THE EXERCISE: Collect all lines from the listing that include the string "What".

A block of data
————————

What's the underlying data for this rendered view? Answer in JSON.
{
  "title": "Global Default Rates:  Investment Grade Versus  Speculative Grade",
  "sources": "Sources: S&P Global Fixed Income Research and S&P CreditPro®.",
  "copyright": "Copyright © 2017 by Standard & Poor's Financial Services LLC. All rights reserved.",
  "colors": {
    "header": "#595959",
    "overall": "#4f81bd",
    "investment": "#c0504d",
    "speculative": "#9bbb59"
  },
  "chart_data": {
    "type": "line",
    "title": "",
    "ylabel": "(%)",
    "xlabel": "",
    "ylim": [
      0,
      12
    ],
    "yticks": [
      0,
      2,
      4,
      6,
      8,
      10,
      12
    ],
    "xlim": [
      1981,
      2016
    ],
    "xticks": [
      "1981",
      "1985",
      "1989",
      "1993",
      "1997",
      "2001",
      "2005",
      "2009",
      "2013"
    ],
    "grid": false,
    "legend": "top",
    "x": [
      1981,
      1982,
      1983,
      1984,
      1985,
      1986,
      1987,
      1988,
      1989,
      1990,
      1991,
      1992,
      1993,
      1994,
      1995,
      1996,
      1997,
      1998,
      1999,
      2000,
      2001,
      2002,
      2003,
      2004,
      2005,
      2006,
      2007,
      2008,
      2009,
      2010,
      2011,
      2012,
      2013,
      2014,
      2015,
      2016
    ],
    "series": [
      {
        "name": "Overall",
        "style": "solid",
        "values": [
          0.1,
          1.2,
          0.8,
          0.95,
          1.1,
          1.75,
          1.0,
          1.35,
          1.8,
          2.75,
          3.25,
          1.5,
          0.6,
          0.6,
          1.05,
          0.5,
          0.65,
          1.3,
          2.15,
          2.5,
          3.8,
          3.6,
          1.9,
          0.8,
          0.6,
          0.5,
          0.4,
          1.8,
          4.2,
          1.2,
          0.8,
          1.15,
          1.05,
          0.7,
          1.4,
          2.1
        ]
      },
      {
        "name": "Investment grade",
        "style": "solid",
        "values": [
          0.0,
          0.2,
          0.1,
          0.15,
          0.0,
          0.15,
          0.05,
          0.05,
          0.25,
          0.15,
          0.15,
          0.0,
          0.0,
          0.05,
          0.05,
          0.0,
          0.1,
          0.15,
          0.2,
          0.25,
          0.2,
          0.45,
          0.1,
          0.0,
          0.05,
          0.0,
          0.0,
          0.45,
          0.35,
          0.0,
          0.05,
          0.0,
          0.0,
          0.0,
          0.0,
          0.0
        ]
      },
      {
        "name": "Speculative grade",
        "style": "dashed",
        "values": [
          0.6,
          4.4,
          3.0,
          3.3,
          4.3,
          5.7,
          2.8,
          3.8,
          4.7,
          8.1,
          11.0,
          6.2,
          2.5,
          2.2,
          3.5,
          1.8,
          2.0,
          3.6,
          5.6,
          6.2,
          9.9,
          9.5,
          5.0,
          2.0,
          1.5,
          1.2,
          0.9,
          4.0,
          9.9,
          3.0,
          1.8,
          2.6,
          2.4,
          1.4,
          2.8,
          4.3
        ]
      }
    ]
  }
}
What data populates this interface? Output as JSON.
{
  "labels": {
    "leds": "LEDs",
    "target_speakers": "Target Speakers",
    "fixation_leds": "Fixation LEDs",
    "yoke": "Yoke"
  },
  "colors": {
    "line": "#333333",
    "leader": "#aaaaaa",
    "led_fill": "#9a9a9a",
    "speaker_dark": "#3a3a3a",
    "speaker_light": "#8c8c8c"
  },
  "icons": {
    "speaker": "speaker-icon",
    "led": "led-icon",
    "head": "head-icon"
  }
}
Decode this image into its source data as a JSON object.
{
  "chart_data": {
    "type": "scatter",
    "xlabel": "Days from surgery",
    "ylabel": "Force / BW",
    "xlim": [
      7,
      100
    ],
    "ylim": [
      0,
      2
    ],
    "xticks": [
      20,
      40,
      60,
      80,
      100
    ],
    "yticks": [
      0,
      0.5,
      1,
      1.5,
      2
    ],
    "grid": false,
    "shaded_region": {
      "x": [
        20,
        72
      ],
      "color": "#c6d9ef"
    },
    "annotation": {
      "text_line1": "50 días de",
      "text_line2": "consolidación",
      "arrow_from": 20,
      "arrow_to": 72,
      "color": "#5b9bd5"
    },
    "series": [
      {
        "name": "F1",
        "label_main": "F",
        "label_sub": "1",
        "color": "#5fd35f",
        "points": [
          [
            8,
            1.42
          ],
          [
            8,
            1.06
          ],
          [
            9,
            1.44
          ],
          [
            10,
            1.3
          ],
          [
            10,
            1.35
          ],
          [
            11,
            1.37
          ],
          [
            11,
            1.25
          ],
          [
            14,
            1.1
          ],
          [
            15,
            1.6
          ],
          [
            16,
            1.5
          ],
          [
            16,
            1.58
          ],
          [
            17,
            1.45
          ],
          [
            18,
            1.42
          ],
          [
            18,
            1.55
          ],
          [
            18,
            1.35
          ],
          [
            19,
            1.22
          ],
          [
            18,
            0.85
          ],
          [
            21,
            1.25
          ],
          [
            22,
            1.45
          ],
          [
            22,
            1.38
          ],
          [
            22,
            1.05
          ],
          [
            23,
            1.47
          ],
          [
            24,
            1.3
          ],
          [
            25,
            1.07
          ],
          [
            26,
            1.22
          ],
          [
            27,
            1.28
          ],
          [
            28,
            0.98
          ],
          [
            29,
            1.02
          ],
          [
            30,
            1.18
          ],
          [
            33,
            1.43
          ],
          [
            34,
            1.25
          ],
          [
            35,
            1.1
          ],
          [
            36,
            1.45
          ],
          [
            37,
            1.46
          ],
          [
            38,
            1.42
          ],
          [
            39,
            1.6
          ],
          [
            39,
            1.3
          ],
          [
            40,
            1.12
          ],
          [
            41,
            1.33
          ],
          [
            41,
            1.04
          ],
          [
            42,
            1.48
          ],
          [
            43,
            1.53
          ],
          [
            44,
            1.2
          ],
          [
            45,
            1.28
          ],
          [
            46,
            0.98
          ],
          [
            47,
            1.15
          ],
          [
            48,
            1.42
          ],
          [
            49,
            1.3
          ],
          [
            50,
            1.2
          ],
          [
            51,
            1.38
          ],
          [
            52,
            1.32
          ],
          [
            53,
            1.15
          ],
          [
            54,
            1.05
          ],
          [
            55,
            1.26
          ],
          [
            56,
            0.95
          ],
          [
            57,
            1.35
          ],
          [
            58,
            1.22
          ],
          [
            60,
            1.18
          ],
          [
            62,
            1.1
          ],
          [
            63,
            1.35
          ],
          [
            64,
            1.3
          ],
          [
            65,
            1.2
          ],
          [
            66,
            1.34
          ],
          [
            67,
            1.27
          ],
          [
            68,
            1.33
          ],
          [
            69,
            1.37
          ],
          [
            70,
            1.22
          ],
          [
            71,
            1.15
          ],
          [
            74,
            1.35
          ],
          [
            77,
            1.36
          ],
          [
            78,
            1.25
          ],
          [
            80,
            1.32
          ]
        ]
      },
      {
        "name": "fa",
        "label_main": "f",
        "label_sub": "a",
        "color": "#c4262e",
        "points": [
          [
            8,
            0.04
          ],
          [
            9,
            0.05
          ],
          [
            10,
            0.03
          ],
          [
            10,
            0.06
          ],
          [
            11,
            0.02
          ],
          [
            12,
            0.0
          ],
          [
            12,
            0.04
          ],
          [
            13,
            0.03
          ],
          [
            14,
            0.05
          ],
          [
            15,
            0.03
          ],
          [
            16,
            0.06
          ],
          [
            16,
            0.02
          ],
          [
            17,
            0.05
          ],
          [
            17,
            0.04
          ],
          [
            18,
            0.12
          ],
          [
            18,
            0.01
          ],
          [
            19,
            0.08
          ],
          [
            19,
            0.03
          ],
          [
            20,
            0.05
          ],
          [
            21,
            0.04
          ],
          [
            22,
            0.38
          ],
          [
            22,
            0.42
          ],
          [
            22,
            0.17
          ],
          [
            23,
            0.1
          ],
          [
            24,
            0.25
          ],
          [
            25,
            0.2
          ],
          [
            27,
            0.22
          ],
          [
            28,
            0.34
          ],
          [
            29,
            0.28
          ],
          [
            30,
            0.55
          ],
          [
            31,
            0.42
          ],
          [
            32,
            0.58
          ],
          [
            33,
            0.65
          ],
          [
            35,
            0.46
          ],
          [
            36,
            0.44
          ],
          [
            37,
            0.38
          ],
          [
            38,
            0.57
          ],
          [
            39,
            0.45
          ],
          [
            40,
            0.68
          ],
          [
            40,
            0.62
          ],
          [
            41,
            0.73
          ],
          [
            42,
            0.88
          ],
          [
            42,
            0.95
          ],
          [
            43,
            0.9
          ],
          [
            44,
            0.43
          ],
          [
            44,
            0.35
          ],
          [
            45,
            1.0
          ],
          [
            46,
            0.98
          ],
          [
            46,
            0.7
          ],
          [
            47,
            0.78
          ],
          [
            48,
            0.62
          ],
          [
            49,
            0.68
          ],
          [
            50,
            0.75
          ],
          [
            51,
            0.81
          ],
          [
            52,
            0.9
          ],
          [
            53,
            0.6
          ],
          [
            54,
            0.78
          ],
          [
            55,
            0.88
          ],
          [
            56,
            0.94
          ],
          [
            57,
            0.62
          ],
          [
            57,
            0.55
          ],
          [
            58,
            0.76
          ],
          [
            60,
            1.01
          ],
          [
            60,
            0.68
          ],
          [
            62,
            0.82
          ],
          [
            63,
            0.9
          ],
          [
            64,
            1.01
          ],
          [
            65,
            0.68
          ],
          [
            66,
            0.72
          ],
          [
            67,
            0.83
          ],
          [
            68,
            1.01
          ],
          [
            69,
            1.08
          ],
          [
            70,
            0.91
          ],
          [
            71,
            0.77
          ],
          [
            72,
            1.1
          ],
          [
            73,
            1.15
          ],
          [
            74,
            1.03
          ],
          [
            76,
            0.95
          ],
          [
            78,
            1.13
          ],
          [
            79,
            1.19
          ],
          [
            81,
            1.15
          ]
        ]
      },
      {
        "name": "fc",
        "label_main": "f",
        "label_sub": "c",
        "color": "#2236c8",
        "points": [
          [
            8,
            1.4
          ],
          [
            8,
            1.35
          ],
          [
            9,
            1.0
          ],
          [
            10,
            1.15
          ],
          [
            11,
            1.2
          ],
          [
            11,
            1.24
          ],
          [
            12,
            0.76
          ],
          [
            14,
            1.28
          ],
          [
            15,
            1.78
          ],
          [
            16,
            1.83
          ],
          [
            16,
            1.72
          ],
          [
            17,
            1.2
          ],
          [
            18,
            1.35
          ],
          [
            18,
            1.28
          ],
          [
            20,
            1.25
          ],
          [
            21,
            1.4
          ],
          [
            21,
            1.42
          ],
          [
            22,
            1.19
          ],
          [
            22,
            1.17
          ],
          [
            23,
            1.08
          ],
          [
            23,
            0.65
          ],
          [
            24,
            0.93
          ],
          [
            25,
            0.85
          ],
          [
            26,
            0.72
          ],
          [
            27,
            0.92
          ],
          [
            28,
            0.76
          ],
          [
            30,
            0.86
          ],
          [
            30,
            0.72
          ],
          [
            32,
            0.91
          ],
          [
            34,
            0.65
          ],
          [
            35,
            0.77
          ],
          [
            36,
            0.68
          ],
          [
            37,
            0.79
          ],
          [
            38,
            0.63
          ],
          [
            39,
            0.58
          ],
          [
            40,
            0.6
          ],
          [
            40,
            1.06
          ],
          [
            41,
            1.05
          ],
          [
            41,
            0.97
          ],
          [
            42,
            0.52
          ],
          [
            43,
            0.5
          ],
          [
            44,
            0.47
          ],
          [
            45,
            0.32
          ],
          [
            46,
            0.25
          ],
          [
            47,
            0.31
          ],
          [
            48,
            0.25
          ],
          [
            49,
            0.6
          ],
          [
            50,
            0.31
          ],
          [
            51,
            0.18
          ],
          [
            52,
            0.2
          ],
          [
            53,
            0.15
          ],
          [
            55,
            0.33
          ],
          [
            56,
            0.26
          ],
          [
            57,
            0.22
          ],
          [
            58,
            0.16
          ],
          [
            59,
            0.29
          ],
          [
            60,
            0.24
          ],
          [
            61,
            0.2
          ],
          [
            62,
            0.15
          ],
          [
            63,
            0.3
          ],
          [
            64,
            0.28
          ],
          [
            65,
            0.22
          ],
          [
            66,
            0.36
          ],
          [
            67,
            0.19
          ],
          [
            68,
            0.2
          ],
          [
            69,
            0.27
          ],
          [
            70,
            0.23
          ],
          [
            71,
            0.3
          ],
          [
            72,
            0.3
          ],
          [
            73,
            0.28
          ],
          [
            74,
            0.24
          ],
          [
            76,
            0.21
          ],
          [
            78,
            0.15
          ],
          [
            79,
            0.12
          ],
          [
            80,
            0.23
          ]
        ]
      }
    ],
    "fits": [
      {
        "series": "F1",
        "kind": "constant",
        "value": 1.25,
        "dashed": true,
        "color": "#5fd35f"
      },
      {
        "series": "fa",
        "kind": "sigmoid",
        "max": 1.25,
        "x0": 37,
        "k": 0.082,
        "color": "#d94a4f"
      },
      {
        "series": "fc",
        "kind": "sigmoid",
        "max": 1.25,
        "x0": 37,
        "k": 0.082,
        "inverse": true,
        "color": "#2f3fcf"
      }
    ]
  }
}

————————

REPLY TO THE EXERCISE:
What's the underlying data for this rendered view? Answer in JSON.
What data populates this interface? Output as JSON.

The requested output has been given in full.